(Records that describe figures)
━━━

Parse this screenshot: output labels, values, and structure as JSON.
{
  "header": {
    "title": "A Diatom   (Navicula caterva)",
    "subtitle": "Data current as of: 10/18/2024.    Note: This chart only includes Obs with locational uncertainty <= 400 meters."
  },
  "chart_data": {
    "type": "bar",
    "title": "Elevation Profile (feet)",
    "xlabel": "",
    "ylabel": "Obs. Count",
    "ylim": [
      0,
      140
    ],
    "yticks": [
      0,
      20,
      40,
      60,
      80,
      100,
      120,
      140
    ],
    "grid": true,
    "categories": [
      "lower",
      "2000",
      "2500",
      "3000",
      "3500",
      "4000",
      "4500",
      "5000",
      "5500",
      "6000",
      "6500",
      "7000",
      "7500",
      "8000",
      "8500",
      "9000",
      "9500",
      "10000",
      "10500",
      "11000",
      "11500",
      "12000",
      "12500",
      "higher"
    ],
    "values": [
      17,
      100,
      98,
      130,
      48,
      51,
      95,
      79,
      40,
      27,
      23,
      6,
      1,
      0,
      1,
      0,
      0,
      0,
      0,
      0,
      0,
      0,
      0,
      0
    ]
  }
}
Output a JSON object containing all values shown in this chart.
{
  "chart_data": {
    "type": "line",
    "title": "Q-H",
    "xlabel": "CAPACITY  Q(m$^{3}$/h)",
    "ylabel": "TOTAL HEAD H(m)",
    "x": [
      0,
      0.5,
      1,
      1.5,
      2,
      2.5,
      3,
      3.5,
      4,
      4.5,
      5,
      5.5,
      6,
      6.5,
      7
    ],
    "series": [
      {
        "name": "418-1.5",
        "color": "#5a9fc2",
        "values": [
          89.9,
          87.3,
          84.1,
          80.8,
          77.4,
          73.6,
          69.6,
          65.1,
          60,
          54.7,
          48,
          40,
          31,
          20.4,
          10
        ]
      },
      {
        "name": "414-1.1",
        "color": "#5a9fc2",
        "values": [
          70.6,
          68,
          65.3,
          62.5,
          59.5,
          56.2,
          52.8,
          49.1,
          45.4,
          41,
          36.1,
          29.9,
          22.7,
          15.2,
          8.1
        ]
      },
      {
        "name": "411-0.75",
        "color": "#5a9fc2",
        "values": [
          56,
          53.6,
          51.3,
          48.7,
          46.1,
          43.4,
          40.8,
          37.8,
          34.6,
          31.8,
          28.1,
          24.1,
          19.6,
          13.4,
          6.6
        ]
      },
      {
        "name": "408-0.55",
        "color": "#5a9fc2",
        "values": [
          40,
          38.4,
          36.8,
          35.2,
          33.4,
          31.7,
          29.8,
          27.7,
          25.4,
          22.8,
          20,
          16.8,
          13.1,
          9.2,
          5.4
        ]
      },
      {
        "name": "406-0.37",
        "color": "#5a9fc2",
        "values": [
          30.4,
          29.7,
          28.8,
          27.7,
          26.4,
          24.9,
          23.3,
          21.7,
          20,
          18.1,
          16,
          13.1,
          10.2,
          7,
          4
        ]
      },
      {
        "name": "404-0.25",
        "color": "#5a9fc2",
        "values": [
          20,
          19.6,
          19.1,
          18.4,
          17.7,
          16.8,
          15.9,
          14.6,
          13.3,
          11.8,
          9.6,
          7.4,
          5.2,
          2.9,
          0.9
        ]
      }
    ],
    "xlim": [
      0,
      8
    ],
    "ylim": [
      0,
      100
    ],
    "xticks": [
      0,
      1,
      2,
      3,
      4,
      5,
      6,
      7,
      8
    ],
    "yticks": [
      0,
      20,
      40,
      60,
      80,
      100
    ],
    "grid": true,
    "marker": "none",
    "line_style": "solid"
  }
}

━━━

▸ Aim
From the data, collect all lines where the string "JSON" appears.

▸ Output of the task
Parse this screenshot: output labels, values, and structure as JSON.
Output a JSON object containing all values shown in this chart.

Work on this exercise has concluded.